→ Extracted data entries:
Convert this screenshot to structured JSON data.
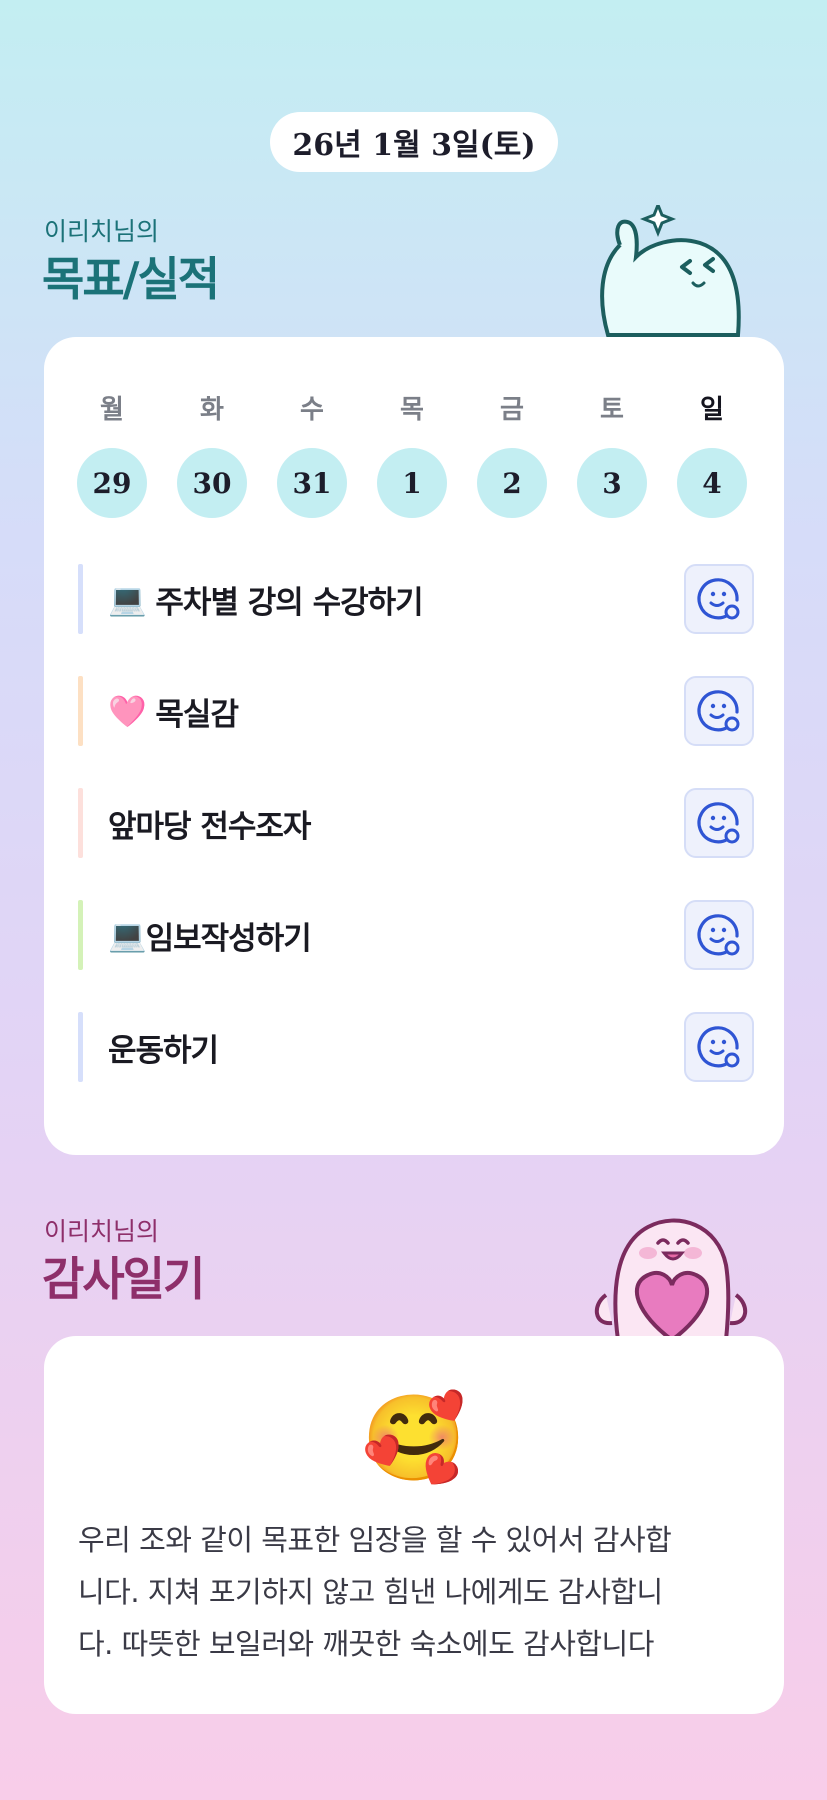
{
  "header": {
    "date": "26년 1월 3일(토)"
  },
  "goals_section": {
    "subtitle": "이리치님의",
    "title": "목표/실적",
    "weekdays": [
      "월",
      "화",
      "수",
      "목",
      "금",
      "토",
      "일"
    ],
    "dates": [
      "29",
      "30",
      "31",
      "1",
      "2",
      "3",
      "4"
    ],
    "goals": [
      {
        "emoji": "💻",
        "text": "주차별 강의 수강하기",
        "bar_color": "#d6dffb"
      },
      {
        "emoji": "🩷",
        "text": "목실감",
        "bar_color": "#fde0c3"
      },
      {
        "emoji": "",
        "text": "앞마당 전수조자",
        "bar_color": "#fde0dc"
      },
      {
        "emoji": "💻",
        "text": "임보작성하기",
        "bar_color": "#d4f2b8"
      },
      {
        "emoji": "",
        "text": "운동하기",
        "bar_color": "#d6dffb"
      }
    ]
  },
  "thanks_section": {
    "subtitle": "이리치님의",
    "title": "감사일기",
    "emoji": "🥰",
    "lines": [
      "우리 조와 같이 목표한 임장을 할 수 있어서 감사합",
      "니다. 지쳐 포기하지 않고 힘낸 나에게도 감사합니",
      "다. 따뜻한 보일러와 깨끗한 숙소에도 감사합니다"
    ]
  },
  "colors": {
    "goals_title": "#1b7278",
    "thanks_title": "#8e2f6a",
    "day_circle": "#c3eef2",
    "button_icon": "#2f55d4"
  },
  "icons": [
    "smile-feedback-icon",
    "sparkle-icon",
    "heart-icon"
  ]
}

→ Short exercise:
Copy the material above in full and exactly, skipping pictures.

→ Written answer:
Convert this screenshot to structured JSON data.
{
  "header": {
    "date": "26년 1월 3일(토)"
  },
  "goals_section": {
    "subtitle": "이리치님의",
    "title": "목표/실적",
    "weekdays": [
      "월",
      "화",
      "수",
      "목",
      "금",
      "토",
      "일"
    ],
    "dates": [
      "29",
      "30",
      "31",
      "1",
      "2",
      "3",
      "4"
    ],
    "goals": [
      {
        "emoji": "💻",
        "text": "주차별 강의 수강하기",
        "bar_color": "#d6dffb"
      },
      {
        "emoji": "🩷",
        "text": "목실감",
        "bar_color": "#fde0c3"
      },
      {
        "emoji": "",
        "text": "앞마당 전수조자",
        "bar_color": "#fde0dc"
      },
      {
        "emoji": "💻",
        "text": "임보작성하기",
        "bar_color": "#d4f2b8"
      },
      {
        "emoji": "",
        "text": "운동하기",
        "bar_color": "#d6dffb"
      }
    ]
  },
  "thanks_section": {
    "subtitle": "이리치님의",
    "title": "감사일기",
    "emoji": "🥰",
    "lines": [
      "우리 조와 같이 목표한 임장을 할 수 있어서 감사합",
      "니다. 지쳐 포기하지 않고 힘낸 나에게도 감사합니",
      "다. 따뜻한 보일러와 깨끗한 숙소에도 감사합니다"
    ]
  },
  "colors": {
    "goals_title": "#1b7278",
    "thanks_title": "#8e2f6a",
    "day_circle": "#c3eef2",
    "button_icon": "#2f55d4"
  },
  "icons": [
    "smile-feedback-icon",
    "sparkle-icon",
    "heart-icon"
  ]
}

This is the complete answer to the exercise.